TASK: Which lines hold the word "Détails"? Copy each one.

THE DATA:
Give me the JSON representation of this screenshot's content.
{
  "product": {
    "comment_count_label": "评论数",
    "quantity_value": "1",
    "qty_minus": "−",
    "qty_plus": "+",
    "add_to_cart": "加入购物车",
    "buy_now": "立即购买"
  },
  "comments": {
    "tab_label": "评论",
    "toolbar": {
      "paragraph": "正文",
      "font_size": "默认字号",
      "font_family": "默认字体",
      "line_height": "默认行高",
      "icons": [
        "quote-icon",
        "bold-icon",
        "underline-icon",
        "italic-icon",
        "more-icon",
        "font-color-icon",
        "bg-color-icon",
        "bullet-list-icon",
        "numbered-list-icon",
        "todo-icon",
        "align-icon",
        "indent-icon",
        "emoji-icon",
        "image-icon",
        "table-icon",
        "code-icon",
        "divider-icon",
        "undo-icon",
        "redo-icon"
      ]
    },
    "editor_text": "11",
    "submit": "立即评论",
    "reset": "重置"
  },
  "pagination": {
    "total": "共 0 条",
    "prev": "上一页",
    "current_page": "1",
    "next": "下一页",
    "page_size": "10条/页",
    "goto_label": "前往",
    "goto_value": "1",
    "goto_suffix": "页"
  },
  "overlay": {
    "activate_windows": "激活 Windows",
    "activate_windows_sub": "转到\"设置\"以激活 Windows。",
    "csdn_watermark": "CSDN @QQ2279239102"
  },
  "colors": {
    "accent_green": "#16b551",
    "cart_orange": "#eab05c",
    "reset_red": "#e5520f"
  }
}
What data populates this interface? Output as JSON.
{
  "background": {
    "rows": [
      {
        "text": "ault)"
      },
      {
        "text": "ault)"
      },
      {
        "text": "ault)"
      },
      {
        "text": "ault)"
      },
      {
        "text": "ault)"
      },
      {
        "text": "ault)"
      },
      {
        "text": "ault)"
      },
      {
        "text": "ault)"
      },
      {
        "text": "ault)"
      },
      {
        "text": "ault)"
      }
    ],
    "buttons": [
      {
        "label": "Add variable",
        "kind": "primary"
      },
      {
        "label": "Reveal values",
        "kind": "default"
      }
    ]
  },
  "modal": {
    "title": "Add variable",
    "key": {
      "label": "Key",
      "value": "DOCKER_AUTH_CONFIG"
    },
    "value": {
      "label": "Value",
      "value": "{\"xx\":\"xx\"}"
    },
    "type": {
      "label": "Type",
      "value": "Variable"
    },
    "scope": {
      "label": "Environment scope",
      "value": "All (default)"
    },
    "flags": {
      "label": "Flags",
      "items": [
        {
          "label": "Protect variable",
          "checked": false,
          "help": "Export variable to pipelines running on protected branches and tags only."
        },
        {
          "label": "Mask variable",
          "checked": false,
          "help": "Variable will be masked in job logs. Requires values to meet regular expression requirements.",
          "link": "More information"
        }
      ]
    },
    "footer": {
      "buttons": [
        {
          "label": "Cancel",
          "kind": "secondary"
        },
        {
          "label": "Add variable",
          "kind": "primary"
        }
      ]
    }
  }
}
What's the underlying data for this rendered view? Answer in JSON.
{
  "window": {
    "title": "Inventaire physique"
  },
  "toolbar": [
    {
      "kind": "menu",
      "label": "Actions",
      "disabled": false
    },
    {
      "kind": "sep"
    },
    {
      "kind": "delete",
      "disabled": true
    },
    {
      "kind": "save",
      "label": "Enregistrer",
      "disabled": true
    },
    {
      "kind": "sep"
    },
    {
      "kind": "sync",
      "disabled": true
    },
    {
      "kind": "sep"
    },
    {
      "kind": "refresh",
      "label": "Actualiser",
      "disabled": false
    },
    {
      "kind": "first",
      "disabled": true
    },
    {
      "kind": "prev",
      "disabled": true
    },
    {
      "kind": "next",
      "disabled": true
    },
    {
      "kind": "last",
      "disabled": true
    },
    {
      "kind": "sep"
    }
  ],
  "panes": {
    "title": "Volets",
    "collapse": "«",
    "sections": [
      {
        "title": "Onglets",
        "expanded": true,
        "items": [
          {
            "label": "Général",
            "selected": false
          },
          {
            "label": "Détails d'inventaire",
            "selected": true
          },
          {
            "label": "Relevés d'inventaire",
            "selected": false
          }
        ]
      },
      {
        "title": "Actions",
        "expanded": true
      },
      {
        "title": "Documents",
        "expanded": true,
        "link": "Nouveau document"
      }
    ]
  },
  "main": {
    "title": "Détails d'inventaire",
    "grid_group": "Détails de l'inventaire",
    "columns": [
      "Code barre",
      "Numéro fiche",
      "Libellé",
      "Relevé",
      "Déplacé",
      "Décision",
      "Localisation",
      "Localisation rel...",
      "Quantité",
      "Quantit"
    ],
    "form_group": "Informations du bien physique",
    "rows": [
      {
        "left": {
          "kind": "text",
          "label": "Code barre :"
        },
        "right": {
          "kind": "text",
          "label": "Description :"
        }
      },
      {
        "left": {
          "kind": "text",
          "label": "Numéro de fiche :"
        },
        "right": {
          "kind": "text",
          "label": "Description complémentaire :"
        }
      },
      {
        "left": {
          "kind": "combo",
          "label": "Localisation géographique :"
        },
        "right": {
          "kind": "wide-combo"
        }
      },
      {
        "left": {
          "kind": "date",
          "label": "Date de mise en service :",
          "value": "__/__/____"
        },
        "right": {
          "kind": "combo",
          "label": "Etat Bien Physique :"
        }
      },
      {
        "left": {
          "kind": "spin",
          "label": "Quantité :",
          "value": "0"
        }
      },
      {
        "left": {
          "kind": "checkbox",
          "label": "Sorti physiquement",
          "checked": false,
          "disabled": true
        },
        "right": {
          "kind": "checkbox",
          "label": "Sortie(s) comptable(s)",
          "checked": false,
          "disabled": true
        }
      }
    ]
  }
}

TASK RESPONSE:
            "label": "Détails d'inventaire",
    "title": "Détails d'inventaire",
    "grid_group": "Détails de l'inventaire",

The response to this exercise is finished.